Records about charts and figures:
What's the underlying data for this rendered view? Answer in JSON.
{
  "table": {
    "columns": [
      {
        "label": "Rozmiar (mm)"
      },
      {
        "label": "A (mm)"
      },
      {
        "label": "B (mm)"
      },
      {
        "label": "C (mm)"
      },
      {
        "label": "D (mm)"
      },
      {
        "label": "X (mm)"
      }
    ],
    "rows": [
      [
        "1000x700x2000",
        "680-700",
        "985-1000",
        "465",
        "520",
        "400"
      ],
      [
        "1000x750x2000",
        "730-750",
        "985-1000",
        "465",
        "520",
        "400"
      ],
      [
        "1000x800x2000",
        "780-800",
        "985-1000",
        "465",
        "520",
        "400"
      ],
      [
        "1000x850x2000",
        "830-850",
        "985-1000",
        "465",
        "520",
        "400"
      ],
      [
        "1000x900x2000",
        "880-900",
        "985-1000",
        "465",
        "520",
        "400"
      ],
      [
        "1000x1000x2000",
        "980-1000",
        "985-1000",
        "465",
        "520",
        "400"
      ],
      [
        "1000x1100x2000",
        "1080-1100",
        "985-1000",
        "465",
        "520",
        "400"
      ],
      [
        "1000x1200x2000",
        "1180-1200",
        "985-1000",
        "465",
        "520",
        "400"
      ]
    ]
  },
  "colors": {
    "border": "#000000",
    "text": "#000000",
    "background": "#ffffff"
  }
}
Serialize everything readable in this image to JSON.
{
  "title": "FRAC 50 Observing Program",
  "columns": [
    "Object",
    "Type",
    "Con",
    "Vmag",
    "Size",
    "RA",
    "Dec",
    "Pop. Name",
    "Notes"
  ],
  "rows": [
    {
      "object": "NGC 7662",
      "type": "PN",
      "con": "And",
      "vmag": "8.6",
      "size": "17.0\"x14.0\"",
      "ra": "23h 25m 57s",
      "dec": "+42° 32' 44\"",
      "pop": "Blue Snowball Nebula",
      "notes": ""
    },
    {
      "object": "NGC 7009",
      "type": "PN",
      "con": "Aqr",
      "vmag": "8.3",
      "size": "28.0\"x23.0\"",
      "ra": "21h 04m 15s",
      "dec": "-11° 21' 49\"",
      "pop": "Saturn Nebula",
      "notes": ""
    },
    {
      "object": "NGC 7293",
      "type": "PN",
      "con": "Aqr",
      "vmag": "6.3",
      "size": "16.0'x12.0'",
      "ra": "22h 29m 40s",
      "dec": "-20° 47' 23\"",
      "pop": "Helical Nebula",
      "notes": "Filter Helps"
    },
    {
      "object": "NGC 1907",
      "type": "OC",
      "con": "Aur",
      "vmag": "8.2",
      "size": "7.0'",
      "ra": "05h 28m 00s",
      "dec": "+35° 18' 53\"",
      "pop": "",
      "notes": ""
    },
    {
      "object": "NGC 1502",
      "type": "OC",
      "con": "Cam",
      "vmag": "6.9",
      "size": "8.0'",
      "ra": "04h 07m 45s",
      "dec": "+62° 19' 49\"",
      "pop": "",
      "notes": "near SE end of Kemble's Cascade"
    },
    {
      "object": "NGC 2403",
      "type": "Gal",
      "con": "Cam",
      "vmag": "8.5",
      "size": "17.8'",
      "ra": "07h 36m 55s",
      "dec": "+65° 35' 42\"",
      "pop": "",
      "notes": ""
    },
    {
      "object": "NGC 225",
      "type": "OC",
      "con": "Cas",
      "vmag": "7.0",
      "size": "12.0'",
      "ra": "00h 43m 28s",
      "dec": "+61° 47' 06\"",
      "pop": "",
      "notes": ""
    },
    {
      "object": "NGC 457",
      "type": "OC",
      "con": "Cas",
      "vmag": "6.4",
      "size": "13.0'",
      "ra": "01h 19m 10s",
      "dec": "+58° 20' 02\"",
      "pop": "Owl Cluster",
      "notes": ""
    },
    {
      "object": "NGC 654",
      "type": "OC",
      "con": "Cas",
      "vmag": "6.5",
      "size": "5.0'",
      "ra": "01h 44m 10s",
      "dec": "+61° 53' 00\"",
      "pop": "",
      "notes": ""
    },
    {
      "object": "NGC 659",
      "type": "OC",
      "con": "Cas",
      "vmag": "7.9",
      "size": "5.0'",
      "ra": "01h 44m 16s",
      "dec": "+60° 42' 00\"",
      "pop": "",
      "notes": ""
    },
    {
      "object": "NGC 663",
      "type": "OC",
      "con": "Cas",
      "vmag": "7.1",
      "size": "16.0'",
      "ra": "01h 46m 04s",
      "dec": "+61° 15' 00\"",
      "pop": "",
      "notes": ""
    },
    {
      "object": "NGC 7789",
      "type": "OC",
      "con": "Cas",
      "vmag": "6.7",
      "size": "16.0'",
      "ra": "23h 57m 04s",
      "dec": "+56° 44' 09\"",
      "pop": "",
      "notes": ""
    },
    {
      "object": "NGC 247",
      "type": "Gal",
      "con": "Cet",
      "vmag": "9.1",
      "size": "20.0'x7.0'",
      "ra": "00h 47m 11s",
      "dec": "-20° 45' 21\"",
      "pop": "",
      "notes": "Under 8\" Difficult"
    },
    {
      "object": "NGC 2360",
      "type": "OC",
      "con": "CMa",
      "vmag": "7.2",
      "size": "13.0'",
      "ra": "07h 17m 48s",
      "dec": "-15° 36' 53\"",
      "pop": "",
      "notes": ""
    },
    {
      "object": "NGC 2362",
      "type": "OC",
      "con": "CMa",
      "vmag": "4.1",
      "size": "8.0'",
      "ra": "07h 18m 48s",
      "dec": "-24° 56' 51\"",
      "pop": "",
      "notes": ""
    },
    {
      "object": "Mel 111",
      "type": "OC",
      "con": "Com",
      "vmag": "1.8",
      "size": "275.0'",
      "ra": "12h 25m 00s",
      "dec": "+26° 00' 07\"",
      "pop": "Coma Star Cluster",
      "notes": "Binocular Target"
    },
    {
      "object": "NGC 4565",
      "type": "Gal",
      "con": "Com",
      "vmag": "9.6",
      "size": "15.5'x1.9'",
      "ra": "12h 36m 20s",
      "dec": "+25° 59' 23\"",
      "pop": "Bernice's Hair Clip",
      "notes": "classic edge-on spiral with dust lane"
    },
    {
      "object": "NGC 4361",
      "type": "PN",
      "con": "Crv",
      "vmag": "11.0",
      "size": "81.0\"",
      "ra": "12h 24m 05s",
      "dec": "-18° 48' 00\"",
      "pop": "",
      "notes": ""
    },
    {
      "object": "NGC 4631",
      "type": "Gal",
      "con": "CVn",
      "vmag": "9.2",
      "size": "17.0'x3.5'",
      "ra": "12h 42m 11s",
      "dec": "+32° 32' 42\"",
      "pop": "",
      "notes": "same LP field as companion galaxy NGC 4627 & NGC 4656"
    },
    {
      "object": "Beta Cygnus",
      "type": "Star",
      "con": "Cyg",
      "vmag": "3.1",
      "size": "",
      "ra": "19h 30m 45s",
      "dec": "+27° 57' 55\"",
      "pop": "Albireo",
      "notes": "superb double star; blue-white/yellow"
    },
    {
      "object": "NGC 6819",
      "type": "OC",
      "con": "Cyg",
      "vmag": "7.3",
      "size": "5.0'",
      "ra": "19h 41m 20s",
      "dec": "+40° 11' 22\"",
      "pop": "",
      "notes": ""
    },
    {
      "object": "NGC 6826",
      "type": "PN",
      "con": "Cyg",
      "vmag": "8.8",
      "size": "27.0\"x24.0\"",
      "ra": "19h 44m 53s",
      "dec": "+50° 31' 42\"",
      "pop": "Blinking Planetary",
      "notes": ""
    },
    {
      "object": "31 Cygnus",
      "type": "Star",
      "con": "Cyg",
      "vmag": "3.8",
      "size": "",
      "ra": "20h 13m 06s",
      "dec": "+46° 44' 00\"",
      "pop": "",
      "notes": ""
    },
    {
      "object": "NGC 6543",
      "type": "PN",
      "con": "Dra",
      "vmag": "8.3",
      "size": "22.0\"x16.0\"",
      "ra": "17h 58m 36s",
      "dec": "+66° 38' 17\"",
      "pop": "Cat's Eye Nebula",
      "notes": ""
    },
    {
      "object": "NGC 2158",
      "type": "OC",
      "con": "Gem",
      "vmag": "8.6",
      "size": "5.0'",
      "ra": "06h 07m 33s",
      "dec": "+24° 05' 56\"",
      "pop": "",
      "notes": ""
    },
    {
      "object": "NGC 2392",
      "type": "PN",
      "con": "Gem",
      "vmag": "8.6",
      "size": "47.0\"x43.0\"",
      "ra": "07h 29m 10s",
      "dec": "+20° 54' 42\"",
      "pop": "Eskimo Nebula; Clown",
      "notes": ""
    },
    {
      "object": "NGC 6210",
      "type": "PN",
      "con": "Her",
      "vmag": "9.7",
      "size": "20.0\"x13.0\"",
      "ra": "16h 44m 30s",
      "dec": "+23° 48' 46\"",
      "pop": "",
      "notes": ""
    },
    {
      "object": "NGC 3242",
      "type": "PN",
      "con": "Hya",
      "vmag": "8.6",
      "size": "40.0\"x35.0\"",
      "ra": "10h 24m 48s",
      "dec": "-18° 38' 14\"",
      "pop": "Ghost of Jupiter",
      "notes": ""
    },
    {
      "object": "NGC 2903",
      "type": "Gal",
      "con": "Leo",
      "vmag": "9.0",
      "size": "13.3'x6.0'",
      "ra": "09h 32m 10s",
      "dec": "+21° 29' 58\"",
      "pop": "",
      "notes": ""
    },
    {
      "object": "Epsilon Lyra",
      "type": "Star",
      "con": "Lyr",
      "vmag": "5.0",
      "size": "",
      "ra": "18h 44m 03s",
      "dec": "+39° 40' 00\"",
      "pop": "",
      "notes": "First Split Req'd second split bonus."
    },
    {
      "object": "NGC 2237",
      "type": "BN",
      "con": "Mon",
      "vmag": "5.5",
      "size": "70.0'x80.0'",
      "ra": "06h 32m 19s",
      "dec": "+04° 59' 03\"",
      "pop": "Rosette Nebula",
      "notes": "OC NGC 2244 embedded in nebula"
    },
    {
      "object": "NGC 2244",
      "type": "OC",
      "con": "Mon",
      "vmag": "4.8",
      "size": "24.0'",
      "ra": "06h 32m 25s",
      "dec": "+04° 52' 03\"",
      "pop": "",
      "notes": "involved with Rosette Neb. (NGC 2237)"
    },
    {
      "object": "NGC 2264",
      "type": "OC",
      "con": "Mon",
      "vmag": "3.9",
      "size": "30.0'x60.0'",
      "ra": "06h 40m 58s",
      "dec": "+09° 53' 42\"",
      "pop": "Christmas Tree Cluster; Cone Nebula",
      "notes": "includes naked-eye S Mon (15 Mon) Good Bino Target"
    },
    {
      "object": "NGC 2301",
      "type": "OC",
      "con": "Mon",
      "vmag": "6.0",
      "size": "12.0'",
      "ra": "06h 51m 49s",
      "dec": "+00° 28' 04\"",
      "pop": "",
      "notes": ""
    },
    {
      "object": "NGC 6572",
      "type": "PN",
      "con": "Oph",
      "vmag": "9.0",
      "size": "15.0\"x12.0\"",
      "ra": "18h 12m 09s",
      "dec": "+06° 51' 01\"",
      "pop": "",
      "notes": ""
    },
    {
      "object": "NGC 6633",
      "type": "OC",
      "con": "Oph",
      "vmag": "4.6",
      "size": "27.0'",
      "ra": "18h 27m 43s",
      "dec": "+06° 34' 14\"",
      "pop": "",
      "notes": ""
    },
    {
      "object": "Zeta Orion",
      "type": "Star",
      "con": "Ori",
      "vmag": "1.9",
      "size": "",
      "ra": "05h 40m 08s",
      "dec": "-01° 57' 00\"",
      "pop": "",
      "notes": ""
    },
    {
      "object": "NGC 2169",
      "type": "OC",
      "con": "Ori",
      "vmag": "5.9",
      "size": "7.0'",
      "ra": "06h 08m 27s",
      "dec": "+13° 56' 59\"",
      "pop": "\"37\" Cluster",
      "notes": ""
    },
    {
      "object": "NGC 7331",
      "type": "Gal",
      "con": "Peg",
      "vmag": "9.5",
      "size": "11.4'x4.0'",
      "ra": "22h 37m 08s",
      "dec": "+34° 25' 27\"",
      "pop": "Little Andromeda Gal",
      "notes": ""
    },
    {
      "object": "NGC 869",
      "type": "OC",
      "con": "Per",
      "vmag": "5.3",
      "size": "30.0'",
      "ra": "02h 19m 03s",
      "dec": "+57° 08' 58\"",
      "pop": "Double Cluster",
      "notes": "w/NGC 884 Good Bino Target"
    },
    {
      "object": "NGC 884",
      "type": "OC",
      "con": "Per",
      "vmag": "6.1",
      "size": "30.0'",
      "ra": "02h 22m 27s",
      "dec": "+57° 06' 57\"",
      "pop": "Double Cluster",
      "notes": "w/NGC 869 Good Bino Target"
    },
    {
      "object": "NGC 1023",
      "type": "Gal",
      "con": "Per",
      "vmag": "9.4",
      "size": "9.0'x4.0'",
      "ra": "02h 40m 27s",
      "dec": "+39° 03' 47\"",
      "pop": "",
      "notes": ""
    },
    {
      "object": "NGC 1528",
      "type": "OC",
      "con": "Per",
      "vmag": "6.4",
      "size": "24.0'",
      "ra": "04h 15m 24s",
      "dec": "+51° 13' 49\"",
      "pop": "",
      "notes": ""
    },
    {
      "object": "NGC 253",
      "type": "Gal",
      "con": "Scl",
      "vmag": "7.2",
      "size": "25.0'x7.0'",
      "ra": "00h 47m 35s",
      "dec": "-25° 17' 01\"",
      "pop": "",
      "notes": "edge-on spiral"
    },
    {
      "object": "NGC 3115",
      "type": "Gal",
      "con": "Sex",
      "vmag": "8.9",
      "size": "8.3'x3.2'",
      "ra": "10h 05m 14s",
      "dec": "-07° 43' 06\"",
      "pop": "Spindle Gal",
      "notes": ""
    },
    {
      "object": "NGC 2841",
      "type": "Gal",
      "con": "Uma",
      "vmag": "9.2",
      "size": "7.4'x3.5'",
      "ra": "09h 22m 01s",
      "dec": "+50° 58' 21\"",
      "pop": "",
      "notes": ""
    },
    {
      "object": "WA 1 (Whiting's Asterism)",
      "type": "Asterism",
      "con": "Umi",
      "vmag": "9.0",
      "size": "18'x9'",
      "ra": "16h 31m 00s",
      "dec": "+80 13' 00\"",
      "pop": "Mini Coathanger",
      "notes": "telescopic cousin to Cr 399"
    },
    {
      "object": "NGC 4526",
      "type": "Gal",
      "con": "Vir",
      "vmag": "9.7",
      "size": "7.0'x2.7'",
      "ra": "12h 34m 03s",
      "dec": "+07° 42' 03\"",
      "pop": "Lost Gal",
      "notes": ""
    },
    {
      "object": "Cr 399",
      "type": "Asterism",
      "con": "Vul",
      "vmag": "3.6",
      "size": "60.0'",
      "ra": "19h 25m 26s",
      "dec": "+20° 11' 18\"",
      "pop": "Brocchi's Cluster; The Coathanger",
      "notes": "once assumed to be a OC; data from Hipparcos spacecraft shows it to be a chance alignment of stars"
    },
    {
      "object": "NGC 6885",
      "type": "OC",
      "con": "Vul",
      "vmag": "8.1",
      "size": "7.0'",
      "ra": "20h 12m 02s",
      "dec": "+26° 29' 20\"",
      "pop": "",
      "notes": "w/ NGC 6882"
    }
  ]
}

- _Aim of the exercise_
Gather from the records above every line containing the string "edge".

- _The solution_
      "notes": "classic edge-on spiral with dust lane"
      "notes": "edge-on spiral"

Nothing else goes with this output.